## Problem requirements
Copy each line exactly.

[Collection entries]
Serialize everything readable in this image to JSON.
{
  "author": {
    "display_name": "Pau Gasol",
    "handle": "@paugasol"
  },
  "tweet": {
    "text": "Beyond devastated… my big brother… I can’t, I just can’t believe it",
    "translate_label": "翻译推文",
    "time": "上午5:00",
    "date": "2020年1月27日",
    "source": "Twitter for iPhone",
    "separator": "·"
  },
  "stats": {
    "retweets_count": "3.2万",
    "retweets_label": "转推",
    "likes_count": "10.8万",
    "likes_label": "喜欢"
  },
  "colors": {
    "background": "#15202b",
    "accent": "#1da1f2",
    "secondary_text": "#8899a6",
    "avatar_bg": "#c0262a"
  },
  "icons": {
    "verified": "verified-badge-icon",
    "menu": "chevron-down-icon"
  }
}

## Written response
Serialize everything readable in this image to JSON.
{
  "author": {
    "display_name": "Pau Gasol",
    "handle": "@paugasol"
  },
  "tweet": {
    "text": "Beyond devastated… my big brother… I can’t, I just can’t believe it",
    "translate_label": "翻译推文",
    "time": "上午5:00",
    "date": "2020年1月27日",
    "source": "Twitter for iPhone",
    "separator": "·"
  },
  "stats": {
    "retweets_count": "3.2万",
    "retweets_label": "转推",
    "likes_count": "10.8万",
    "likes_label": "喜欢"
  },
  "colors": {
    "background": "#15202b",
    "accent": "#1da1f2",
    "secondary_text": "#8899a6",
    "avatar_bg": "#c0262a"
  },
  "icons": {
    "verified": "verified-badge-icon",
    "menu": "chevron-down-icon"
  }
}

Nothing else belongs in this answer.